* _DIRECTION_
Separate out the lines that hold "Home".

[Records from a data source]
--- BEGIN ---

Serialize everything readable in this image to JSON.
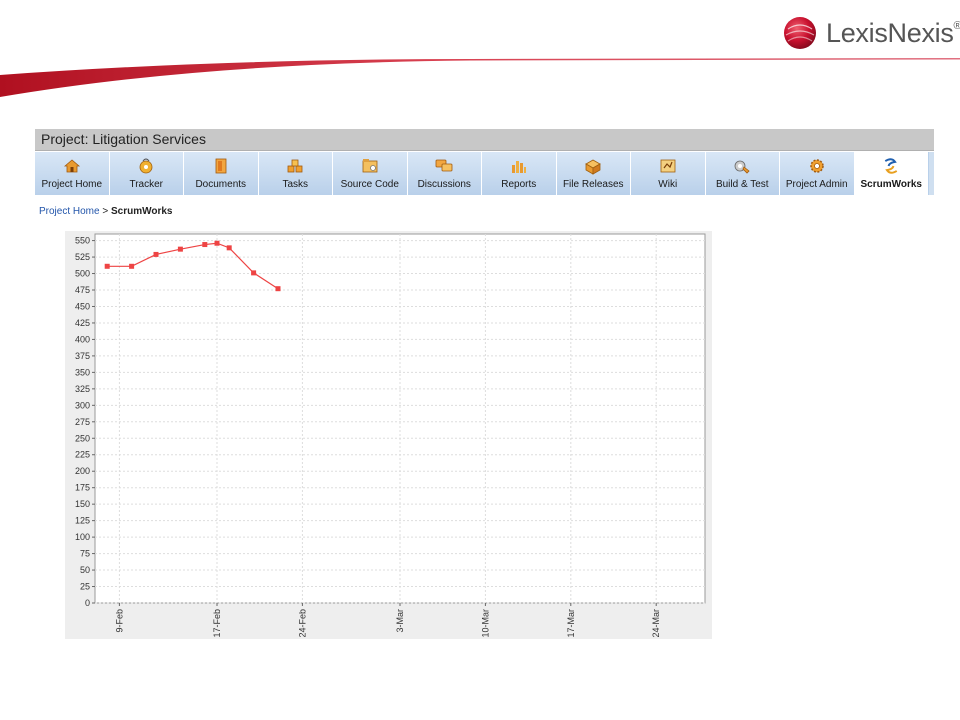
{
  "brand": {
    "name": "LexisNexis",
    "mark": "®",
    "accent_color": "#c8102e"
  },
  "project": {
    "title": "Project: Litigation Services"
  },
  "tabs": [
    {
      "label": "Project Home",
      "icon": "house-icon"
    },
    {
      "label": "Tracker",
      "icon": "tracker-icon"
    },
    {
      "label": "Documents",
      "icon": "document-icon"
    },
    {
      "label": "Tasks",
      "icon": "tasks-icon"
    },
    {
      "label": "Source Code",
      "icon": "source-code-icon"
    },
    {
      "label": "Discussions",
      "icon": "discussion-icon"
    },
    {
      "label": "Reports",
      "icon": "reports-icon"
    },
    {
      "label": "File Releases",
      "icon": "file-releases-icon"
    },
    {
      "label": "Wiki",
      "icon": "wiki-icon"
    },
    {
      "label": "Build & Test",
      "icon": "build-test-icon"
    },
    {
      "label": "Project Admin",
      "icon": "gear-icon"
    },
    {
      "label": "ScrumWorks",
      "icon": "scrumworks-icon",
      "active": true
    }
  ],
  "breadcrumb": {
    "home": "Project Home",
    "separator": ">",
    "current": "ScrumWorks"
  },
  "chart_data": {
    "type": "line",
    "title": "",
    "xlabel": "",
    "ylabel": "",
    "ylim": [
      0,
      560
    ],
    "y_ticks": [
      0,
      25,
      50,
      75,
      100,
      125,
      150,
      175,
      200,
      225,
      250,
      275,
      300,
      325,
      350,
      375,
      400,
      425,
      450,
      475,
      500,
      525,
      550
    ],
    "x_tick_labels": [
      "9-Feb",
      "17-Feb",
      "24-Feb",
      "3-Mar",
      "10-Mar",
      "17-Mar",
      "24-Mar"
    ],
    "x_range_days": [
      "7-Feb",
      "28-Mar"
    ],
    "grid": true,
    "series_color": "#ee4444",
    "series": [
      {
        "x": [
          "8-Feb",
          "10-Feb",
          "12-Feb",
          "14-Feb",
          "16-Feb",
          "17-Feb",
          "18-Feb",
          "20-Feb",
          "22-Feb"
        ],
        "values": [
          511,
          511,
          529,
          537,
          544,
          546,
          539,
          501,
          477
        ]
      }
    ]
  }
}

--- END ---

* _EXERCISE RESPONSE_
      "label": "Project Home",
    "home": "Project Home",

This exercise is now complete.